**Data excerpts:**
•••••

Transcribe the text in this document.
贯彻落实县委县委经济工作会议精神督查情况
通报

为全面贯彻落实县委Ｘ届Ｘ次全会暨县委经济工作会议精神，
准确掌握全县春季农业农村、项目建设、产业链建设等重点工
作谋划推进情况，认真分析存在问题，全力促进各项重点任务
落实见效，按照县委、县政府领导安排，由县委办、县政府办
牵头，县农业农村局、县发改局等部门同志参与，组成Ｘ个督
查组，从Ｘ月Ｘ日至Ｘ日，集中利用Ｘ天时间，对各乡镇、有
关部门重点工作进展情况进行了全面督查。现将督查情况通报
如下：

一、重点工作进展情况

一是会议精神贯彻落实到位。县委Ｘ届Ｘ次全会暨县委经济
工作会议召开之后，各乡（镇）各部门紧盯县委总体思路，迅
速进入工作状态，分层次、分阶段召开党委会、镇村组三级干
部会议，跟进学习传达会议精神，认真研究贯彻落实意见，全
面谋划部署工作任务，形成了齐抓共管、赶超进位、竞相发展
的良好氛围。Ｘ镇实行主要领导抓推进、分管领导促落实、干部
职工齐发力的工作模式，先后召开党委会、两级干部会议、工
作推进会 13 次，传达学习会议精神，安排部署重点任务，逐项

•••••

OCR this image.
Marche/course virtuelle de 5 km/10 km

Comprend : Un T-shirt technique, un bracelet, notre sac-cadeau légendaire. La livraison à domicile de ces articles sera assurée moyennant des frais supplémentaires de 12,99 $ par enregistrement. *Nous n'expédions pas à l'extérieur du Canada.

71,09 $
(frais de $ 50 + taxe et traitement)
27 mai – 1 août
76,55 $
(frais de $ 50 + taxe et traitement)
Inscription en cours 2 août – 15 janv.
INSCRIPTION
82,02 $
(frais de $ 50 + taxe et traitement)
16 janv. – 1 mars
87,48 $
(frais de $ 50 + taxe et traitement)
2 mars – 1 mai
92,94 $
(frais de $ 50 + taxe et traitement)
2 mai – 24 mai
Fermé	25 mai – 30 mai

•••••

**Stated problem:**
Pull out all lines in the data above that include "this".

**Final result:**
Transcribe the text in this document.
OCR this image.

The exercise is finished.